### DATASET ENTRIES
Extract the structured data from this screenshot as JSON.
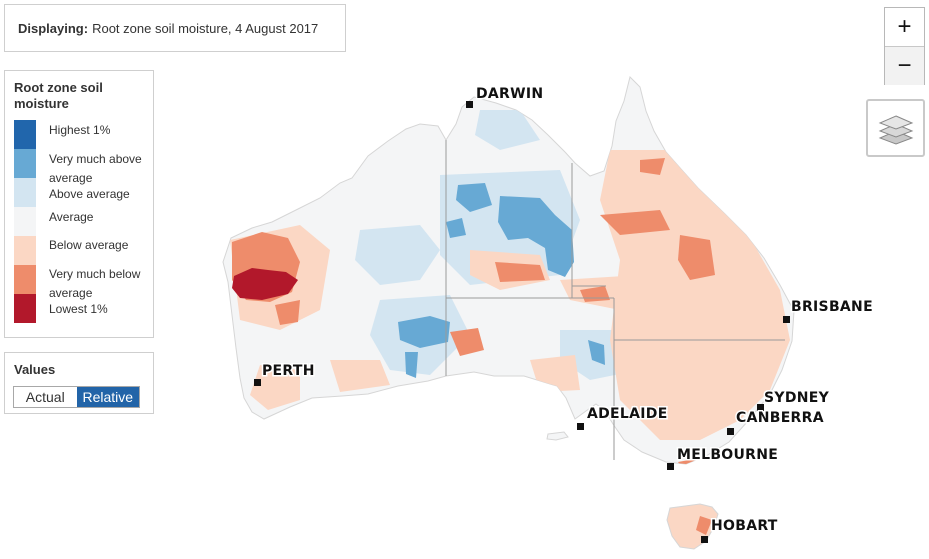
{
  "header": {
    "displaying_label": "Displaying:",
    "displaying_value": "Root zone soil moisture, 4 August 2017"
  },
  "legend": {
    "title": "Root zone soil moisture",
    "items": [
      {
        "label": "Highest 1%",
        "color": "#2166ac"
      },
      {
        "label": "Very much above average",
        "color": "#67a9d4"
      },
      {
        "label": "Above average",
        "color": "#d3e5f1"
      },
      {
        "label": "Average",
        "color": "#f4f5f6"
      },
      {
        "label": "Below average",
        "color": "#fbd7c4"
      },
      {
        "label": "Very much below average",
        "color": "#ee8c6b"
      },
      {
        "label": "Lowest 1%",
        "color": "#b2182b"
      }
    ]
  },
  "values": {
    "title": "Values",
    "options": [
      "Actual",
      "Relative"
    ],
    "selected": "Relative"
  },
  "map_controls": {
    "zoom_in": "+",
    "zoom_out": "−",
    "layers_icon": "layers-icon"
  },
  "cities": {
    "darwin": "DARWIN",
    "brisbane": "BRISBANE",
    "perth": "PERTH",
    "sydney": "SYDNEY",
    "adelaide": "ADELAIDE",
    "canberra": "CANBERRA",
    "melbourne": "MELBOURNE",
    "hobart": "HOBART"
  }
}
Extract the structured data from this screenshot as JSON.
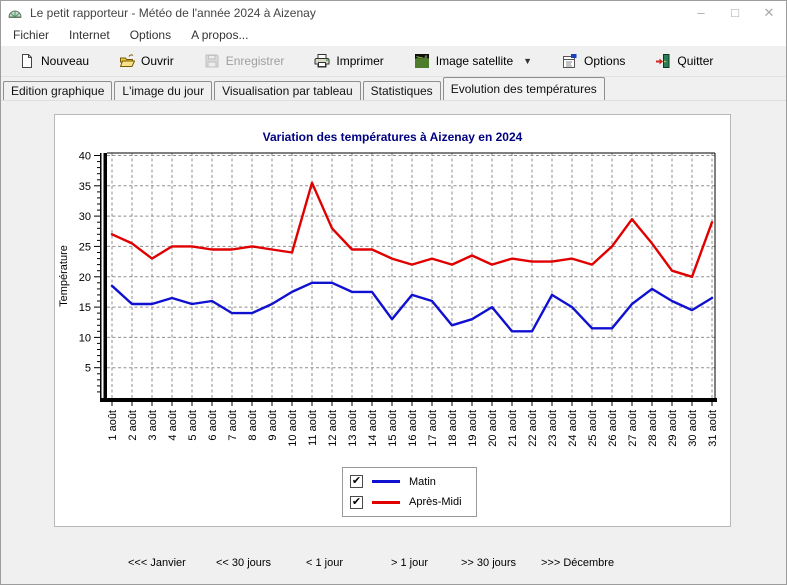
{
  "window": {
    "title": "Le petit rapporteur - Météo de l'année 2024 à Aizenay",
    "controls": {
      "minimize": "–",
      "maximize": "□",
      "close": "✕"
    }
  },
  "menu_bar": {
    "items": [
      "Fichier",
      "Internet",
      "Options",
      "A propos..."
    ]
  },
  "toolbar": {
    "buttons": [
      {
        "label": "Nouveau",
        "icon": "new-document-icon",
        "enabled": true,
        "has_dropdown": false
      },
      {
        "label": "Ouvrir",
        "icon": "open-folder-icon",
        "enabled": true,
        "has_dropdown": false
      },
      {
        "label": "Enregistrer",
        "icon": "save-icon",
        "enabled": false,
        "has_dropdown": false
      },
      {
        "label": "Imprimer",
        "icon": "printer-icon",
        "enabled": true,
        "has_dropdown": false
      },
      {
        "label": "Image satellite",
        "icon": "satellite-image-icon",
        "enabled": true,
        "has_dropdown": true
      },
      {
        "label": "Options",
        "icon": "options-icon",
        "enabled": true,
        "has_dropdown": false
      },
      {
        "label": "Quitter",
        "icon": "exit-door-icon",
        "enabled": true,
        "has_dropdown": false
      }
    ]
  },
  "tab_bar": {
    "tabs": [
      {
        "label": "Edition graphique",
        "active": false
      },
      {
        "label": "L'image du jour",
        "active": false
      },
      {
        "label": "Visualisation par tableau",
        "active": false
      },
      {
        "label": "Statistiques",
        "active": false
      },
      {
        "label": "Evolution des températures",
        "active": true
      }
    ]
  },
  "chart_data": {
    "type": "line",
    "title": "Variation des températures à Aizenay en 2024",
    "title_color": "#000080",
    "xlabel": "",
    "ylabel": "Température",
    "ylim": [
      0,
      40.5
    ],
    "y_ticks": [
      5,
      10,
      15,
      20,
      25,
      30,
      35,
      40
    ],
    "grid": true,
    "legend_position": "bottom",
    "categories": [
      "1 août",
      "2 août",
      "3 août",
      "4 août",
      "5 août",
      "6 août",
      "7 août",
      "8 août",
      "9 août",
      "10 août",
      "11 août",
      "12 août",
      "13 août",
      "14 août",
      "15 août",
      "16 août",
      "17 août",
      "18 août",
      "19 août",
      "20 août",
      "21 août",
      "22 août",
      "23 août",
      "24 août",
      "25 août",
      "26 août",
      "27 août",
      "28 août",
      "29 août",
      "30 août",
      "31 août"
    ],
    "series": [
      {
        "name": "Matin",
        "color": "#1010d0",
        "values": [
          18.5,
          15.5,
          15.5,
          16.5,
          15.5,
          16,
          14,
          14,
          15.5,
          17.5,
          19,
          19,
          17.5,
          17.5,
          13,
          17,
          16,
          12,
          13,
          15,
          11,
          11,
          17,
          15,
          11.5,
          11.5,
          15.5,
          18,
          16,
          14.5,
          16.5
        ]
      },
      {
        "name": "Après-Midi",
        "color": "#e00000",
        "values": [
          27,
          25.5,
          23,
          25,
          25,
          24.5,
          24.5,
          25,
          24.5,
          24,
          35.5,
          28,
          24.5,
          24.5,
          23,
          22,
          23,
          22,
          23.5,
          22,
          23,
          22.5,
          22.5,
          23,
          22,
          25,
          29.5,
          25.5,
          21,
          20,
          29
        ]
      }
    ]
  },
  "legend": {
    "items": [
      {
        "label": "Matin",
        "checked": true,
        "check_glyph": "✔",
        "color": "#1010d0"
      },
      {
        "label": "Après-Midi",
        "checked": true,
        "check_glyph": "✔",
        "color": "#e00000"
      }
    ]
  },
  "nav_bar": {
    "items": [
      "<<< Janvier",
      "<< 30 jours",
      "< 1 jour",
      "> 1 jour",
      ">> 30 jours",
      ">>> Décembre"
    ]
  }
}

* * *

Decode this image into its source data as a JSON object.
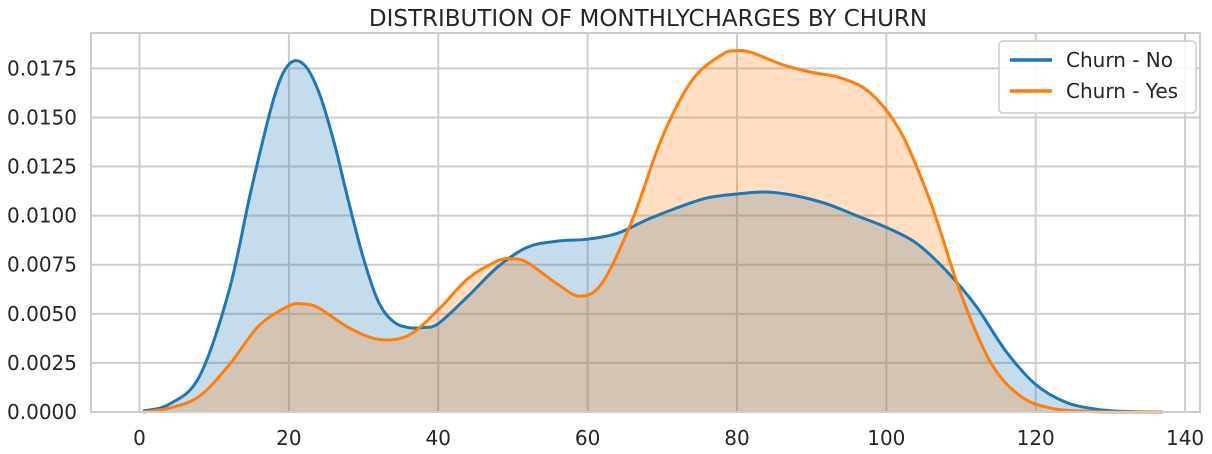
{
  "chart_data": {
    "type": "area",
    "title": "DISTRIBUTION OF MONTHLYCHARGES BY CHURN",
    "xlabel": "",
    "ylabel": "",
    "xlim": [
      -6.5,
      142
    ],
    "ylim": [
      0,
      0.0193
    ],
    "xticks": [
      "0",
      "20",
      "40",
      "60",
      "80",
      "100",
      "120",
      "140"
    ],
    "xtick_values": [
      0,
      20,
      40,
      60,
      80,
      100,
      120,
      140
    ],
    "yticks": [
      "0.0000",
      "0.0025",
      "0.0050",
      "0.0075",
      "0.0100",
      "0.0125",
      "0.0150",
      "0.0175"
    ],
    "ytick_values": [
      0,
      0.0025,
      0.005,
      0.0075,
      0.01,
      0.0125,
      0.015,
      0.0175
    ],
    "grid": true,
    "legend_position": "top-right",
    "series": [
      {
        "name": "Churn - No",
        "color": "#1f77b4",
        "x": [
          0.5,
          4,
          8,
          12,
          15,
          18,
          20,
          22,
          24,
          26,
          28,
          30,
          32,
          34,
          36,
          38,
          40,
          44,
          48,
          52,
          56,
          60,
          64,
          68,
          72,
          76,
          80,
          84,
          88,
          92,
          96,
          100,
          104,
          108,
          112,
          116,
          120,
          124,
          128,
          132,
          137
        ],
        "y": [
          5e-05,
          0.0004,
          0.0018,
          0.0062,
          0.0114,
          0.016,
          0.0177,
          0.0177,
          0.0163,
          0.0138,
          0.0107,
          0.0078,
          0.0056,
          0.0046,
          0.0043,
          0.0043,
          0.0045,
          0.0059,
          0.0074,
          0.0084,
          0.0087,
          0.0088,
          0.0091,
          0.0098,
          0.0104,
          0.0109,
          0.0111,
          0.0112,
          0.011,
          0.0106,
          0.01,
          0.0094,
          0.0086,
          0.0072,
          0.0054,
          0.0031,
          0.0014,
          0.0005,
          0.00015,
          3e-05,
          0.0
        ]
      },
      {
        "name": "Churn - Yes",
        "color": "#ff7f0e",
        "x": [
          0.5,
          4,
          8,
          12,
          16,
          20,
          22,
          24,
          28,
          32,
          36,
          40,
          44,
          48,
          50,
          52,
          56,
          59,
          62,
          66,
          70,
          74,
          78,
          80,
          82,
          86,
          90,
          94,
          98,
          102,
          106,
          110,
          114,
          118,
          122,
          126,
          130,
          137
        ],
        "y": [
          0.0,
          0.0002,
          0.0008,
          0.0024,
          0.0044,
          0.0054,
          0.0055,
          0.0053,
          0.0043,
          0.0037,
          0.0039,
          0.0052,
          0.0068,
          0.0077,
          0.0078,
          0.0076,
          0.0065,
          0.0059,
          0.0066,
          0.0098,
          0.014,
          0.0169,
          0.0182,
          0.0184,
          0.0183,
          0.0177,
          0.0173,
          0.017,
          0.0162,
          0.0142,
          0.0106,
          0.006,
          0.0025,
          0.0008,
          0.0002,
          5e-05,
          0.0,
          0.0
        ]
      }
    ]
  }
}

### WHAT YOU HAVE TO DO
Where a line contains "moisture", copy that line.

### RESULT OF THIS TASK
    "displaying_value": "Root zone soil moisture, 4 August 2017"
    "title": "Root zone soil moisture",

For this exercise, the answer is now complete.